Do this >>
Go through the data below and gather each line containing "townfhip".
═══
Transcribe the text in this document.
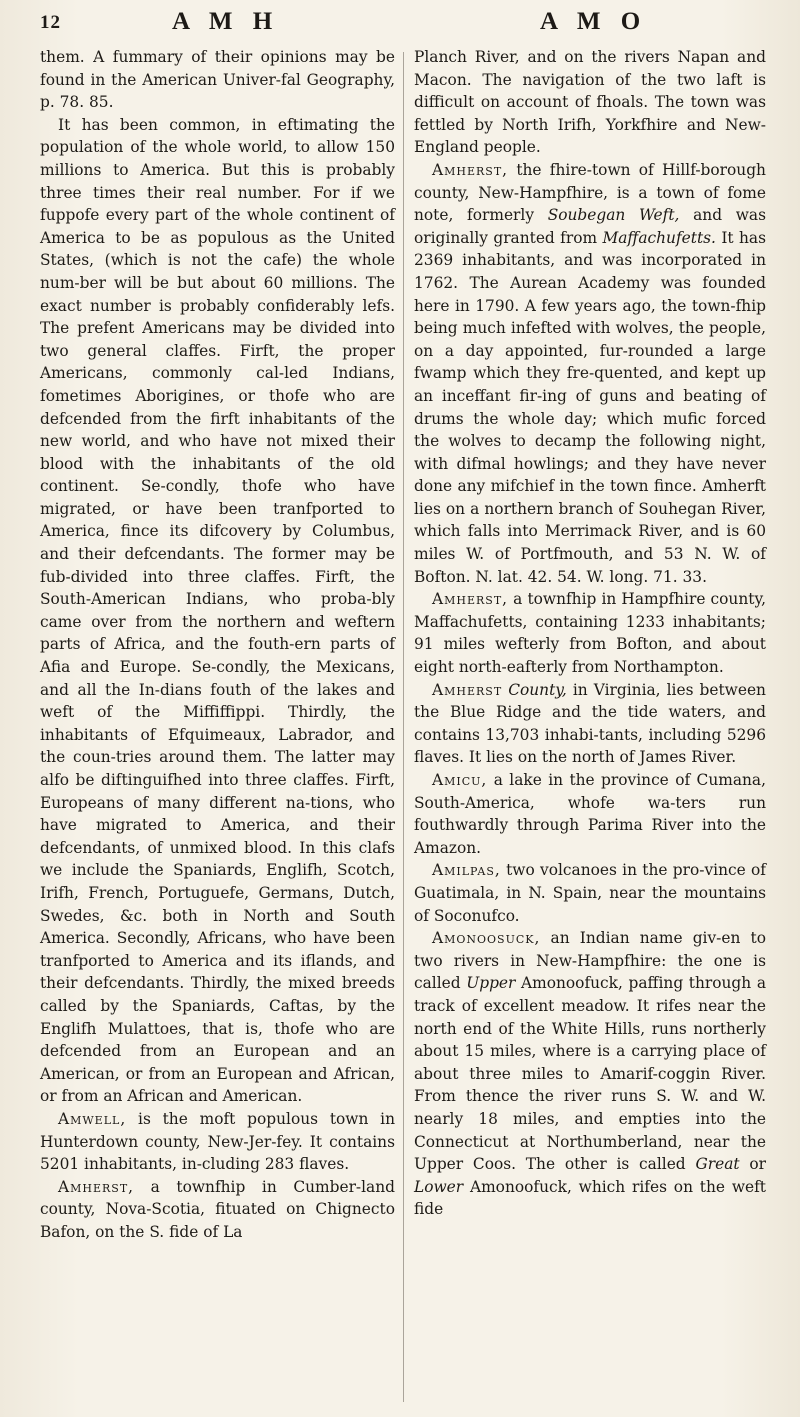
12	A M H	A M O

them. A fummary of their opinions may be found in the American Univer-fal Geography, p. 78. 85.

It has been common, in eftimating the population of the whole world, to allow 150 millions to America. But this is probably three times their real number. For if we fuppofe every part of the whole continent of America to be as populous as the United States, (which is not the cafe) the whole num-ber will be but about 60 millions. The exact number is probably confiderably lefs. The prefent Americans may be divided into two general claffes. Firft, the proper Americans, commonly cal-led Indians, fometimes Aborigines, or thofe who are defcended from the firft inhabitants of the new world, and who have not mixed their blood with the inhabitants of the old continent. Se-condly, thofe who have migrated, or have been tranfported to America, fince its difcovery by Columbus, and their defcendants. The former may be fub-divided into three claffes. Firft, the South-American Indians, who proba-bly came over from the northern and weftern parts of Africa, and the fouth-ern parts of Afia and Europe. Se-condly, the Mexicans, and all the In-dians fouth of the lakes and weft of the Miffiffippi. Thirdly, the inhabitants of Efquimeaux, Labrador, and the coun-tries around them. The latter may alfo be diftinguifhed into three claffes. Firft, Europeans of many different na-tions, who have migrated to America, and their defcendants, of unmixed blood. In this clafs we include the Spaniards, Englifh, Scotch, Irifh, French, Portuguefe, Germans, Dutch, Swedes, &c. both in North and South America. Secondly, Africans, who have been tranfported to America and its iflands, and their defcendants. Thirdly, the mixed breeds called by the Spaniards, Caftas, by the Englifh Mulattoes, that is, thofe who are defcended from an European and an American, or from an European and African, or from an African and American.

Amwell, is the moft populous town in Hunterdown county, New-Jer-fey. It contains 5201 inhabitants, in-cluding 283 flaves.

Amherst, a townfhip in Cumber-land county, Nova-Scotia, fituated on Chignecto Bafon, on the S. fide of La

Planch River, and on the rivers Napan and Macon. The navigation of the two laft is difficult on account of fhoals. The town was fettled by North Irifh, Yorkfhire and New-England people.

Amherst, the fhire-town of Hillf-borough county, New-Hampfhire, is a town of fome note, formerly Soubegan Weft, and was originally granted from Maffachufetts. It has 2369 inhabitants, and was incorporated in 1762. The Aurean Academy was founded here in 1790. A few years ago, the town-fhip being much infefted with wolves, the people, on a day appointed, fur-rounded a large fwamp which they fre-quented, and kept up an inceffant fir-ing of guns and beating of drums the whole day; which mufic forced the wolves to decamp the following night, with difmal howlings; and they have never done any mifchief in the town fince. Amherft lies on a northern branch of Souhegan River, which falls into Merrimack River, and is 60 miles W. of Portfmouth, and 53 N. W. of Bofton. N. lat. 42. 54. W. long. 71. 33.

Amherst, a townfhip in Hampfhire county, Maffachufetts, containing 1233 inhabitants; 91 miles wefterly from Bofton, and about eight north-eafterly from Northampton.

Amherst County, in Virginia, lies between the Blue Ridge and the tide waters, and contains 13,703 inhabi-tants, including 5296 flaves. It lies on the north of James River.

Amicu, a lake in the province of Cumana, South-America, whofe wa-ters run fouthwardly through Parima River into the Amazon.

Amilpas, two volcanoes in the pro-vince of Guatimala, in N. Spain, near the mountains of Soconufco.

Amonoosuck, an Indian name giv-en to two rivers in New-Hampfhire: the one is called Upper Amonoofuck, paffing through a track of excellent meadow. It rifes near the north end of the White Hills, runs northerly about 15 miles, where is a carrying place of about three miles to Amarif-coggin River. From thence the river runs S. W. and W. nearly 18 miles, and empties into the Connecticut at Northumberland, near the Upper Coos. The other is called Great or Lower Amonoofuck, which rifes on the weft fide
═══
Exercise result >>
Amherst, a townfhip in Cumber-land county, Nova-Scotia, fituated on Chignecto Bafon, on the S. fide of La
Amherst, a townfhip in Hampfhire county, Maffachufetts, containing 1233 inhabitants; 91 miles wefterly from Bofton, and about eight north-eafterly from Northampton.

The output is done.